• [Requirement]:
Please copy the coffee research text starting at "I need to be" and ending at "to your doctor.", substituting "medical doctor" for "physician".
*** Source document ***
If you are a computational chemist or bioinformatician — someone familiar with docking protocols and network databases but looking for a real-world case study outside traditional drug discovery — coffee offers a remarkably rich and underexplored system. Over 1,000 compounds, dozens of biological targets, and an enormous population of daily consumers make it a compelling model for food-focused computational research.
If you are a food scientist — someone who works with analytical chemistry, sensory science, or nutrition but hasn’t yet seen what computational tools can bring to the table — this book is an invitation to explore methods that could complement and extend your existing approaches.
I need to be equally clear about what this book does not do.
This book is not medical advice. I am a computational researcher, not a physician. Nothing in these pages should be interpreted as a recommendation to drink more coffee, less coffee, or any specific type of coffee for health purposes. If you have questions about coffee and your health, please talk to your doctor.
*** Data to examine ***
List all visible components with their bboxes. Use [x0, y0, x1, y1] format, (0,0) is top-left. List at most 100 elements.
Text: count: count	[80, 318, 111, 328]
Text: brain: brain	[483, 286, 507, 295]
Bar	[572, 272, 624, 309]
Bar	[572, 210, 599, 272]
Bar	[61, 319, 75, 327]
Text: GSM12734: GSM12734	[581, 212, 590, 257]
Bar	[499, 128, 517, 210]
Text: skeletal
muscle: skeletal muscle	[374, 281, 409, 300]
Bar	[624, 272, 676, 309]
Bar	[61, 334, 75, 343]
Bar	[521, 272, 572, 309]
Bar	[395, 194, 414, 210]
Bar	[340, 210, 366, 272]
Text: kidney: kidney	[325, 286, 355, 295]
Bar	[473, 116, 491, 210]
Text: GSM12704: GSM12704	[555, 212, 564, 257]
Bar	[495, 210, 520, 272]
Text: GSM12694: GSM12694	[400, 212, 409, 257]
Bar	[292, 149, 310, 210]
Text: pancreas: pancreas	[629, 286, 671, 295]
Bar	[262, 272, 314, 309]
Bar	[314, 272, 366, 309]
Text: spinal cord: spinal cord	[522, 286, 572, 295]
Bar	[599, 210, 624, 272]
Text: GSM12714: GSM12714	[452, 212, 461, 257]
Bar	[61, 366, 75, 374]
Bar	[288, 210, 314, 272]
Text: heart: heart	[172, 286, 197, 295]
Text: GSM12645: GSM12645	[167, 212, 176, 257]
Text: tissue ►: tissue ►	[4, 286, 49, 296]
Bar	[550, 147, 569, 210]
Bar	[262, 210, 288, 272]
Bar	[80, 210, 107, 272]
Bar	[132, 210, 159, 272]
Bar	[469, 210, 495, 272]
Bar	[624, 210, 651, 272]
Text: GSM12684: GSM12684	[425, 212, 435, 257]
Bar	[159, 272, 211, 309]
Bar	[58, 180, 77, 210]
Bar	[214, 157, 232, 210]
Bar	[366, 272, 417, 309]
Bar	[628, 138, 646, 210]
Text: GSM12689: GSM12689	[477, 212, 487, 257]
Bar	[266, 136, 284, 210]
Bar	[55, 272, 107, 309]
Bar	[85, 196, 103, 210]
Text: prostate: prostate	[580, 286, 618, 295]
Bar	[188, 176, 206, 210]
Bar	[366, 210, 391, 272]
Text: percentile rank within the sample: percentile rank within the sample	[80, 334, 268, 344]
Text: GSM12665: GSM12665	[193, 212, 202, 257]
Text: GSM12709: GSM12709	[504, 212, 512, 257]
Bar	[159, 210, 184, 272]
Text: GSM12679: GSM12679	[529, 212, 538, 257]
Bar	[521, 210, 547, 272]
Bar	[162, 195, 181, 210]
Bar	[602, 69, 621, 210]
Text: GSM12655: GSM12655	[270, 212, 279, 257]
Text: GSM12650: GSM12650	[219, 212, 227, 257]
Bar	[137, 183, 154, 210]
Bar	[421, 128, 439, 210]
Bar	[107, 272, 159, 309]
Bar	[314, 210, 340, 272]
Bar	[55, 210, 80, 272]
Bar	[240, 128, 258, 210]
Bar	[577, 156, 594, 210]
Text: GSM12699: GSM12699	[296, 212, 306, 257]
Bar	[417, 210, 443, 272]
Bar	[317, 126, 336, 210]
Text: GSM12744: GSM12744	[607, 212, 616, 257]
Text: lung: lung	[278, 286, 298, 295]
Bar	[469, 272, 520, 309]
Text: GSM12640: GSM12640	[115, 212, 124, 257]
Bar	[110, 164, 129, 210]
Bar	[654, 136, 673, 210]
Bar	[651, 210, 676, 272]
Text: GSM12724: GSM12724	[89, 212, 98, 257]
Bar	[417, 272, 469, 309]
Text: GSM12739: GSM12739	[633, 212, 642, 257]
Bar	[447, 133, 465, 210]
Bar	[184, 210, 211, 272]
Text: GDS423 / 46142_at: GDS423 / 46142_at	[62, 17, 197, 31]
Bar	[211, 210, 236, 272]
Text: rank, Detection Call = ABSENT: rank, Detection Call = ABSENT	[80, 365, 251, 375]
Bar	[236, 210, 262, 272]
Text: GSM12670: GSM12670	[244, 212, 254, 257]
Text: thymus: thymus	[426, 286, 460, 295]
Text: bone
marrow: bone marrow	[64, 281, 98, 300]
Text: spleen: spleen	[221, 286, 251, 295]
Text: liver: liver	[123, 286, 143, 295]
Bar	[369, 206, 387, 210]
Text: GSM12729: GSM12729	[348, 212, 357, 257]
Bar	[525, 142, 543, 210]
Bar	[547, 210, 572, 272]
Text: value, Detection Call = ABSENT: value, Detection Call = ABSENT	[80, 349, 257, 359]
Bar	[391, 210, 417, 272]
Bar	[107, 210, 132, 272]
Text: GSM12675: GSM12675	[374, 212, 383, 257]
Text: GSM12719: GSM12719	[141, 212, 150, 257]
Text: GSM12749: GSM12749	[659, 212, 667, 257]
***
• [Output]:
I need to be equally clear about what this book does not do.
This book is not medical advice. I am a computational researcher, not a medical doctor. Nothing in these pages should be interpreted as a recommendation to drink more coffee, less coffee, or any specific type of coffee for health purposes. If you have questions about coffee and your health, please talk to your doctor.